## Given data:
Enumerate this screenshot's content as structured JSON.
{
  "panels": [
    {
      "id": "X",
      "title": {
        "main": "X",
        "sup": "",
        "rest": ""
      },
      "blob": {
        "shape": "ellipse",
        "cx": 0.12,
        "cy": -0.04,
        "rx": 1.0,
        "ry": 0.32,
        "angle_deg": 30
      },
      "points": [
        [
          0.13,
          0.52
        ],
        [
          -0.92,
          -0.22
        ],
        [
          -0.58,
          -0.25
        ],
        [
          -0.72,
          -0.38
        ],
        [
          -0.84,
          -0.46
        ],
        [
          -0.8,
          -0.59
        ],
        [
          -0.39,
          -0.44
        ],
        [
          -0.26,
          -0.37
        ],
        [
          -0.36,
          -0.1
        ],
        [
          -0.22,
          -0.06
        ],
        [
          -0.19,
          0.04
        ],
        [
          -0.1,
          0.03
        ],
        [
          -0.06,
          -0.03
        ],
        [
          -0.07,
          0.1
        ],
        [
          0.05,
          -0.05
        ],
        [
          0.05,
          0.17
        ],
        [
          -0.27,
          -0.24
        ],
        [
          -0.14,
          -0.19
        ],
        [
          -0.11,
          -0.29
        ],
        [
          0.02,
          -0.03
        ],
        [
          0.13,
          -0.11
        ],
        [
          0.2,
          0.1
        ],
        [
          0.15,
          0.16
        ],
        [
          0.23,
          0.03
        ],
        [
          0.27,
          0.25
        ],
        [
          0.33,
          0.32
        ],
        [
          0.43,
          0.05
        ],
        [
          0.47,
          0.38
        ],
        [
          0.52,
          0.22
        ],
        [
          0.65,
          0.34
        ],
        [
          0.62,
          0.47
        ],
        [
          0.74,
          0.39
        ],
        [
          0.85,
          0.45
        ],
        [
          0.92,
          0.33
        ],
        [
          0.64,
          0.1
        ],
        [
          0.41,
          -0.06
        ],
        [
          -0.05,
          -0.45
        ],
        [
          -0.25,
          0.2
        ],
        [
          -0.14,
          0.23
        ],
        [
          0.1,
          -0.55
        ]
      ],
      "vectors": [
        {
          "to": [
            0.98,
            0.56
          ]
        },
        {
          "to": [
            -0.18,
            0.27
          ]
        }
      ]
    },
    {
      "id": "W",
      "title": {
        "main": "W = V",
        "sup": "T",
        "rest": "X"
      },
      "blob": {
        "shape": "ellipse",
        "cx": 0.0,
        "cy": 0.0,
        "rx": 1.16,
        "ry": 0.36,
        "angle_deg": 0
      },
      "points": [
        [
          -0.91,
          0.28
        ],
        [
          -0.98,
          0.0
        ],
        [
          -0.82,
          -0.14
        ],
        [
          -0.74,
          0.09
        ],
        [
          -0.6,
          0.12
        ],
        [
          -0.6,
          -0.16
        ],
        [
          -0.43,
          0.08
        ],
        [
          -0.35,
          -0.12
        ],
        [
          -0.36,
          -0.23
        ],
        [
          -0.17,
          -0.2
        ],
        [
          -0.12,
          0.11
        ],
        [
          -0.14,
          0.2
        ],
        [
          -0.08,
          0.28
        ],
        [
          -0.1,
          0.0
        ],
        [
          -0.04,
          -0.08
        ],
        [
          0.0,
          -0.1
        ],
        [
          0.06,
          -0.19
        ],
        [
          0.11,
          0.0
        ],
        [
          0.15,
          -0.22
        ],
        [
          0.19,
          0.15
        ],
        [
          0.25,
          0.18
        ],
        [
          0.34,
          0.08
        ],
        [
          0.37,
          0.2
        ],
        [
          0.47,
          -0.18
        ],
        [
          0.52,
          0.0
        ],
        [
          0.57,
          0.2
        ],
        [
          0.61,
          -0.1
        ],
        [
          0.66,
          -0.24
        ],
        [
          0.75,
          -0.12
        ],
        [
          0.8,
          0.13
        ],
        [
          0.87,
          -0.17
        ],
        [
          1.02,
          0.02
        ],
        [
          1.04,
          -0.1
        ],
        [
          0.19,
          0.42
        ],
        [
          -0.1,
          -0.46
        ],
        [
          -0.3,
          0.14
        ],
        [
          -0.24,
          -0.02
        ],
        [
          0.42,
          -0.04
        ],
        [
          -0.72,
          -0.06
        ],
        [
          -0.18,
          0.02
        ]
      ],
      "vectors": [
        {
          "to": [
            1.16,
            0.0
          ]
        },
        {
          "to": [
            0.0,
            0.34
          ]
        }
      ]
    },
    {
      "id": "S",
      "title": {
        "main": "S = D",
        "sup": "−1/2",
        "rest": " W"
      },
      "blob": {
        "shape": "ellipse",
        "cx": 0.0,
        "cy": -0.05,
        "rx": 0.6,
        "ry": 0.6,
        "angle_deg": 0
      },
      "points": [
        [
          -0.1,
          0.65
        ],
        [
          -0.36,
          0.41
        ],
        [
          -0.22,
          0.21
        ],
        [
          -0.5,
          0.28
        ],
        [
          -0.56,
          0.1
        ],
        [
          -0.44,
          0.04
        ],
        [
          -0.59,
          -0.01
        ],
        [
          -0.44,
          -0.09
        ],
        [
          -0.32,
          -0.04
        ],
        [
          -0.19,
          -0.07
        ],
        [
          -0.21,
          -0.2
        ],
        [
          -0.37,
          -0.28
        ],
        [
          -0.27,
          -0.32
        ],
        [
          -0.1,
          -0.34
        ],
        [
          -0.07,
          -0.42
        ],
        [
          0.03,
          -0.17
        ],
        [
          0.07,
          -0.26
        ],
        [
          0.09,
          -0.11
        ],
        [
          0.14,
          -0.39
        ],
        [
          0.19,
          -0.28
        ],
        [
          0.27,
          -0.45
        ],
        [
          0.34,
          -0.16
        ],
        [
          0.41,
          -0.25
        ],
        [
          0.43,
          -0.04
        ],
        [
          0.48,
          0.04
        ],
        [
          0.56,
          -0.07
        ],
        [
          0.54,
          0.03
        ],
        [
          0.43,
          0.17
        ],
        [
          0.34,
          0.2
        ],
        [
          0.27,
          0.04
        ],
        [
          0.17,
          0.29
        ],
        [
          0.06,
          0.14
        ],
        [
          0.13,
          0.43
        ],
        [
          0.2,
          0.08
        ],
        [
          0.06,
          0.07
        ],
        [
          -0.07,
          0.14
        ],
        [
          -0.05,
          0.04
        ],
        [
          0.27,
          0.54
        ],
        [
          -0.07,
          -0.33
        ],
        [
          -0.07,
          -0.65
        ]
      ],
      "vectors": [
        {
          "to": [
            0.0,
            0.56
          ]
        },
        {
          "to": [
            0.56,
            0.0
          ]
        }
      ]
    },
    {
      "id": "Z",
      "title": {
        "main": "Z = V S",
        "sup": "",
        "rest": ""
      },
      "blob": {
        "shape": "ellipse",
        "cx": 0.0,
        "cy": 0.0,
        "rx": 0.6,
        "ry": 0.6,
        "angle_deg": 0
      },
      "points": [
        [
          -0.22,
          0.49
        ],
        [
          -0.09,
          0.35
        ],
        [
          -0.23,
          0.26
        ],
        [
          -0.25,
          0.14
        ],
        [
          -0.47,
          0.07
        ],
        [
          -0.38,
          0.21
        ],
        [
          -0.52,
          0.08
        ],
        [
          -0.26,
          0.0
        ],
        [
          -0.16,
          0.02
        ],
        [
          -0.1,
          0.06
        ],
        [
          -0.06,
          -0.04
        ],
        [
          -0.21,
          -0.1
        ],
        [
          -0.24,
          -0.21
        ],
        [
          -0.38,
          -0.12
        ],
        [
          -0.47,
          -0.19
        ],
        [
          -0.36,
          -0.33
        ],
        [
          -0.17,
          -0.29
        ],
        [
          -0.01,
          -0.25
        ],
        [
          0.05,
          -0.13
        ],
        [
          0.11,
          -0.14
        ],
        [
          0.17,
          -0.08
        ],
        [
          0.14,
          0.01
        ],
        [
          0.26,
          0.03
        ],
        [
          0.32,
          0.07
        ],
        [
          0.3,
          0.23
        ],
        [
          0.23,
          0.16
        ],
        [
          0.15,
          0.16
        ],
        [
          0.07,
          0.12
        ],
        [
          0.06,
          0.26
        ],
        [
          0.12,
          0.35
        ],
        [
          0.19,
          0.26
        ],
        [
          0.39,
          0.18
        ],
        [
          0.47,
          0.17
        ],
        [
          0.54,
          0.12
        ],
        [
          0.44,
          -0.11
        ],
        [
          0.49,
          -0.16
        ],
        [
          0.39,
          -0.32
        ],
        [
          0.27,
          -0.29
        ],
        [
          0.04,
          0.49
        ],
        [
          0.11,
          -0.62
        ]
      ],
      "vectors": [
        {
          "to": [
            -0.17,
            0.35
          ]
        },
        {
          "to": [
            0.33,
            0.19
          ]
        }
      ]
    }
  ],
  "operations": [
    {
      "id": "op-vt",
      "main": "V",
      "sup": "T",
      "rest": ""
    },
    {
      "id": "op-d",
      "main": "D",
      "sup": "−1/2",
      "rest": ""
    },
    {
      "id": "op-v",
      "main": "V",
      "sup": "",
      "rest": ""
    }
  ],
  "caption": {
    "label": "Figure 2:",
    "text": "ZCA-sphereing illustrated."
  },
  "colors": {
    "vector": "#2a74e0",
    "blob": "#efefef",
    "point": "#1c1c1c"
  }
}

## Set exercise:
Return a copy of every line that includes the word "main".

## Solution:
        "main": "X",
        "main": "W = V",
        "main": "S = D",
        "main": "Z = V S",
      "main": "V",
      "main": "D",
      "main": "V",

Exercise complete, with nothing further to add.